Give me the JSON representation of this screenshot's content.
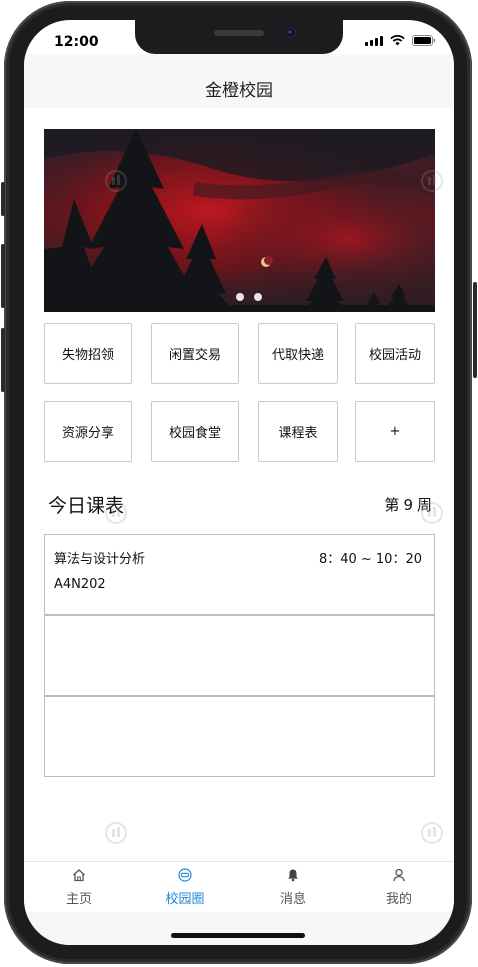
{
  "status_bar": {
    "time": "12:00"
  },
  "header": {
    "title": "金橙校园"
  },
  "banner": {
    "page_count": 2,
    "active_index": 0
  },
  "quick_actions": [
    {
      "label": "失物招领"
    },
    {
      "label": "闲置交易"
    },
    {
      "label": "代取快递"
    },
    {
      "label": "校园活动"
    },
    {
      "label": "资源分享"
    },
    {
      "label": "校园食堂"
    },
    {
      "label": "课程表"
    },
    {
      "label": "+"
    }
  ],
  "schedule": {
    "title": "今日课表",
    "week_prefix": "第",
    "week_number": "9",
    "week_suffix": "周",
    "courses": [
      {
        "name": "算法与设计分析",
        "time": "8：40 ~ 10：20",
        "room": "A4N202"
      },
      {
        "name": "",
        "time": "",
        "room": ""
      },
      {
        "name": "",
        "time": "",
        "room": ""
      }
    ]
  },
  "tab_bar": {
    "tabs": [
      {
        "label": "主页",
        "icon": "home-icon"
      },
      {
        "label": "校园圈",
        "icon": "campus-circle-icon",
        "active": true
      },
      {
        "label": "消息",
        "icon": "bell-icon"
      },
      {
        "label": "我的",
        "icon": "user-icon"
      }
    ],
    "active_color": "#1e88d6"
  }
}
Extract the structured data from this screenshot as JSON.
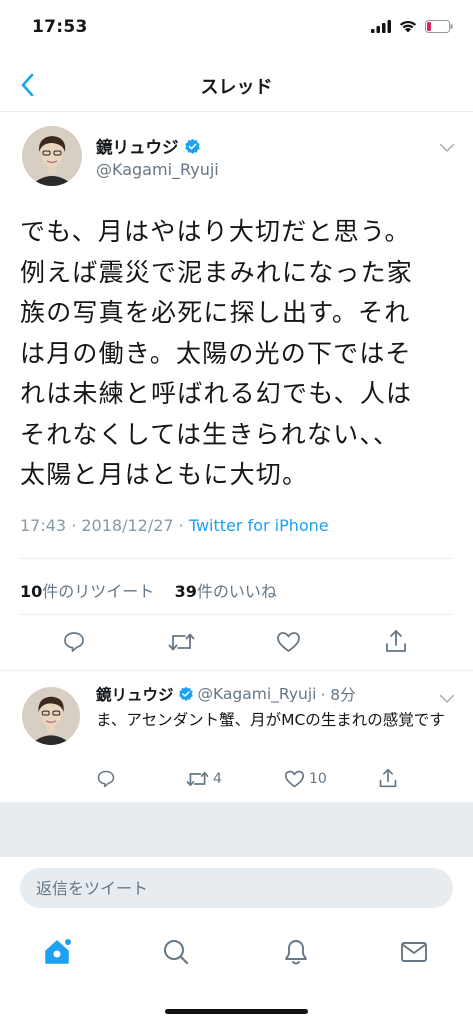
{
  "status_bar": {
    "time": "17:53"
  },
  "nav": {
    "title": "スレッド"
  },
  "main_tweet": {
    "author_name": "鏡リュウジ",
    "handle": "@Kagami_Ryuji",
    "text_lines": [
      "でも、月はやはり大切だと思う。",
      "例えば震災で泥まみれになった家",
      "族の写真を必死に探し出す。それ",
      "は月の働き。太陽の光の下ではそ",
      "れは未練と呼ばれる幻でも、人は",
      "それなくしては生きられない、、",
      "太陽と月はともに大切。"
    ],
    "timestamp": "17:43 · 2018/12/27 · ",
    "source": "Twitter for iPhone",
    "retweet_count": "10",
    "retweet_label": "件のリツイート",
    "like_count": "39",
    "like_label": "件のいいね"
  },
  "reply_tweet": {
    "author_name": "鏡リュウジ",
    "handle": "@Kagami_Ryuji",
    "time": "· 8分",
    "text": "ま、アセンダント蟹、月がMCの生まれの感覚です",
    "retweets": "4",
    "likes": "10"
  },
  "reply_bar": {
    "placeholder": "返信をツイート"
  },
  "colors": {
    "accent": "#1da1f2",
    "muted": "#657786",
    "divider": "#e6ecf0"
  },
  "icons": [
    "reply-icon",
    "retweet-icon",
    "like-icon",
    "share-icon",
    "home-icon",
    "search-icon",
    "notifications-icon",
    "messages-icon",
    "verified-badge-icon"
  ]
}
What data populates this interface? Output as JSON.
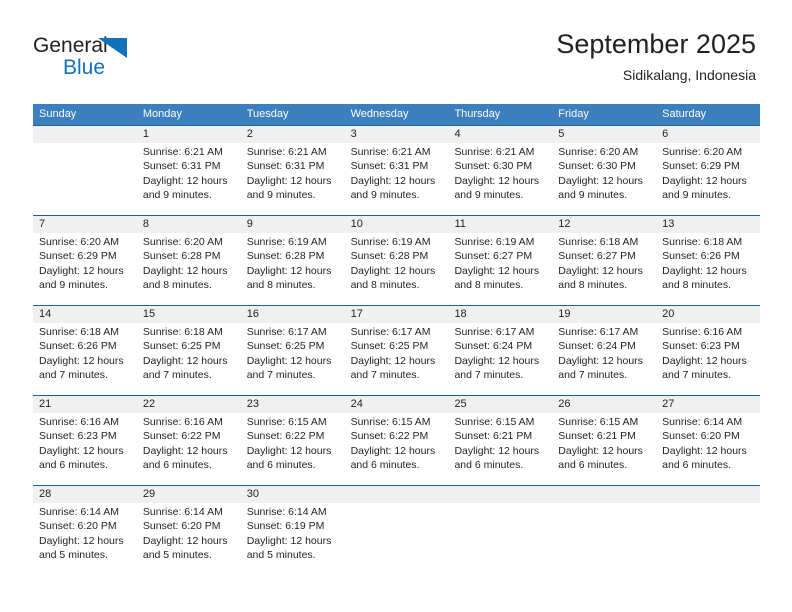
{
  "brand": {
    "name_top": "General",
    "name_bottom": "Blue",
    "triangle_icon": "triangle-icon",
    "colors": {
      "blue": "#1073b9",
      "dark": "#221f1f"
    }
  },
  "header": {
    "title": "September 2025",
    "subtitle": "Sidikalang, Indonesia"
  },
  "theme": {
    "header_bar": "#3c7fbf",
    "week_divider": "#1c5f9e",
    "daynum_band": "#f0f0f0",
    "text": "#231f20"
  },
  "calendar": {
    "weekdays": [
      "Sunday",
      "Monday",
      "Tuesday",
      "Wednesday",
      "Thursday",
      "Friday",
      "Saturday"
    ],
    "labels": {
      "sunrise": "Sunrise:",
      "sunset": "Sunset:",
      "daylight": "Daylight:"
    },
    "weeks": [
      {
        "days": [
          {
            "num": "",
            "l1": "",
            "l2": "",
            "l3": "",
            "l4": ""
          },
          {
            "num": "1",
            "l1": "Sunrise: 6:21 AM",
            "l2": "Sunset: 6:31 PM",
            "l3": "Daylight: 12 hours",
            "l4": "and 9 minutes."
          },
          {
            "num": "2",
            "l1": "Sunrise: 6:21 AM",
            "l2": "Sunset: 6:31 PM",
            "l3": "Daylight: 12 hours",
            "l4": "and 9 minutes."
          },
          {
            "num": "3",
            "l1": "Sunrise: 6:21 AM",
            "l2": "Sunset: 6:31 PM",
            "l3": "Daylight: 12 hours",
            "l4": "and 9 minutes."
          },
          {
            "num": "4",
            "l1": "Sunrise: 6:21 AM",
            "l2": "Sunset: 6:30 PM",
            "l3": "Daylight: 12 hours",
            "l4": "and 9 minutes."
          },
          {
            "num": "5",
            "l1": "Sunrise: 6:20 AM",
            "l2": "Sunset: 6:30 PM",
            "l3": "Daylight: 12 hours",
            "l4": "and 9 minutes."
          },
          {
            "num": "6",
            "l1": "Sunrise: 6:20 AM",
            "l2": "Sunset: 6:29 PM",
            "l3": "Daylight: 12 hours",
            "l4": "and 9 minutes."
          }
        ]
      },
      {
        "days": [
          {
            "num": "7",
            "l1": "Sunrise: 6:20 AM",
            "l2": "Sunset: 6:29 PM",
            "l3": "Daylight: 12 hours",
            "l4": "and 9 minutes."
          },
          {
            "num": "8",
            "l1": "Sunrise: 6:20 AM",
            "l2": "Sunset: 6:28 PM",
            "l3": "Daylight: 12 hours",
            "l4": "and 8 minutes."
          },
          {
            "num": "9",
            "l1": "Sunrise: 6:19 AM",
            "l2": "Sunset: 6:28 PM",
            "l3": "Daylight: 12 hours",
            "l4": "and 8 minutes."
          },
          {
            "num": "10",
            "l1": "Sunrise: 6:19 AM",
            "l2": "Sunset: 6:28 PM",
            "l3": "Daylight: 12 hours",
            "l4": "and 8 minutes."
          },
          {
            "num": "11",
            "l1": "Sunrise: 6:19 AM",
            "l2": "Sunset: 6:27 PM",
            "l3": "Daylight: 12 hours",
            "l4": "and 8 minutes."
          },
          {
            "num": "12",
            "l1": "Sunrise: 6:18 AM",
            "l2": "Sunset: 6:27 PM",
            "l3": "Daylight: 12 hours",
            "l4": "and 8 minutes."
          },
          {
            "num": "13",
            "l1": "Sunrise: 6:18 AM",
            "l2": "Sunset: 6:26 PM",
            "l3": "Daylight: 12 hours",
            "l4": "and 8 minutes."
          }
        ]
      },
      {
        "days": [
          {
            "num": "14",
            "l1": "Sunrise: 6:18 AM",
            "l2": "Sunset: 6:26 PM",
            "l3": "Daylight: 12 hours",
            "l4": "and 7 minutes."
          },
          {
            "num": "15",
            "l1": "Sunrise: 6:18 AM",
            "l2": "Sunset: 6:25 PM",
            "l3": "Daylight: 12 hours",
            "l4": "and 7 minutes."
          },
          {
            "num": "16",
            "l1": "Sunrise: 6:17 AM",
            "l2": "Sunset: 6:25 PM",
            "l3": "Daylight: 12 hours",
            "l4": "and 7 minutes."
          },
          {
            "num": "17",
            "l1": "Sunrise: 6:17 AM",
            "l2": "Sunset: 6:25 PM",
            "l3": "Daylight: 12 hours",
            "l4": "and 7 minutes."
          },
          {
            "num": "18",
            "l1": "Sunrise: 6:17 AM",
            "l2": "Sunset: 6:24 PM",
            "l3": "Daylight: 12 hours",
            "l4": "and 7 minutes."
          },
          {
            "num": "19",
            "l1": "Sunrise: 6:17 AM",
            "l2": "Sunset: 6:24 PM",
            "l3": "Daylight: 12 hours",
            "l4": "and 7 minutes."
          },
          {
            "num": "20",
            "l1": "Sunrise: 6:16 AM",
            "l2": "Sunset: 6:23 PM",
            "l3": "Daylight: 12 hours",
            "l4": "and 7 minutes."
          }
        ]
      },
      {
        "days": [
          {
            "num": "21",
            "l1": "Sunrise: 6:16 AM",
            "l2": "Sunset: 6:23 PM",
            "l3": "Daylight: 12 hours",
            "l4": "and 6 minutes."
          },
          {
            "num": "22",
            "l1": "Sunrise: 6:16 AM",
            "l2": "Sunset: 6:22 PM",
            "l3": "Daylight: 12 hours",
            "l4": "and 6 minutes."
          },
          {
            "num": "23",
            "l1": "Sunrise: 6:15 AM",
            "l2": "Sunset: 6:22 PM",
            "l3": "Daylight: 12 hours",
            "l4": "and 6 minutes."
          },
          {
            "num": "24",
            "l1": "Sunrise: 6:15 AM",
            "l2": "Sunset: 6:22 PM",
            "l3": "Daylight: 12 hours",
            "l4": "and 6 minutes."
          },
          {
            "num": "25",
            "l1": "Sunrise: 6:15 AM",
            "l2": "Sunset: 6:21 PM",
            "l3": "Daylight: 12 hours",
            "l4": "and 6 minutes."
          },
          {
            "num": "26",
            "l1": "Sunrise: 6:15 AM",
            "l2": "Sunset: 6:21 PM",
            "l3": "Daylight: 12 hours",
            "l4": "and 6 minutes."
          },
          {
            "num": "27",
            "l1": "Sunrise: 6:14 AM",
            "l2": "Sunset: 6:20 PM",
            "l3": "Daylight: 12 hours",
            "l4": "and 6 minutes."
          }
        ]
      },
      {
        "days": [
          {
            "num": "28",
            "l1": "Sunrise: 6:14 AM",
            "l2": "Sunset: 6:20 PM",
            "l3": "Daylight: 12 hours",
            "l4": "and 5 minutes."
          },
          {
            "num": "29",
            "l1": "Sunrise: 6:14 AM",
            "l2": "Sunset: 6:20 PM",
            "l3": "Daylight: 12 hours",
            "l4": "and 5 minutes."
          },
          {
            "num": "30",
            "l1": "Sunrise: 6:14 AM",
            "l2": "Sunset: 6:19 PM",
            "l3": "Daylight: 12 hours",
            "l4": "and 5 minutes."
          },
          {
            "num": "",
            "l1": "",
            "l2": "",
            "l3": "",
            "l4": ""
          },
          {
            "num": "",
            "l1": "",
            "l2": "",
            "l3": "",
            "l4": ""
          },
          {
            "num": "",
            "l1": "",
            "l2": "",
            "l3": "",
            "l4": ""
          },
          {
            "num": "",
            "l1": "",
            "l2": "",
            "l3": "",
            "l4": ""
          }
        ]
      }
    ]
  }
}
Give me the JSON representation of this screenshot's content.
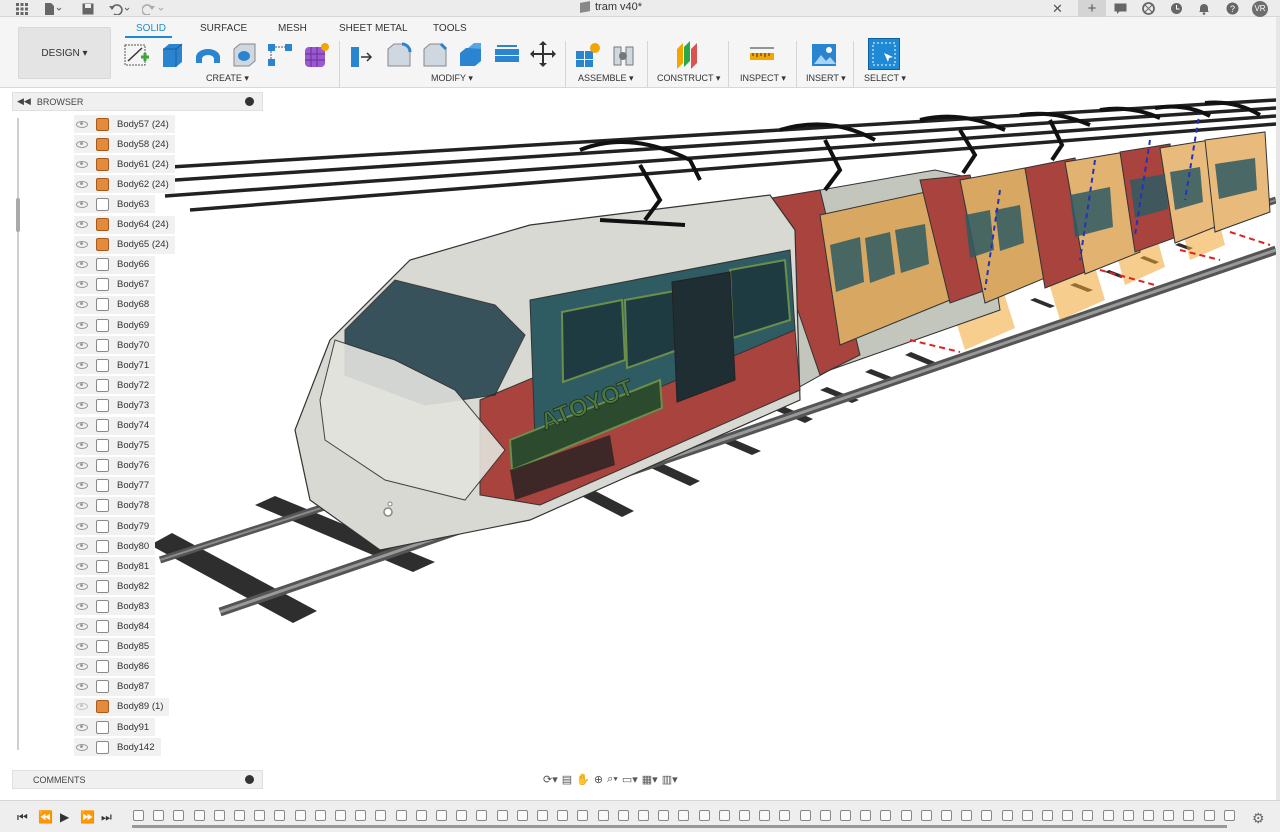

Job:
Check every line of the listing for the string "JSON" and report how many lines have it, as a number alone.

Solution below:
4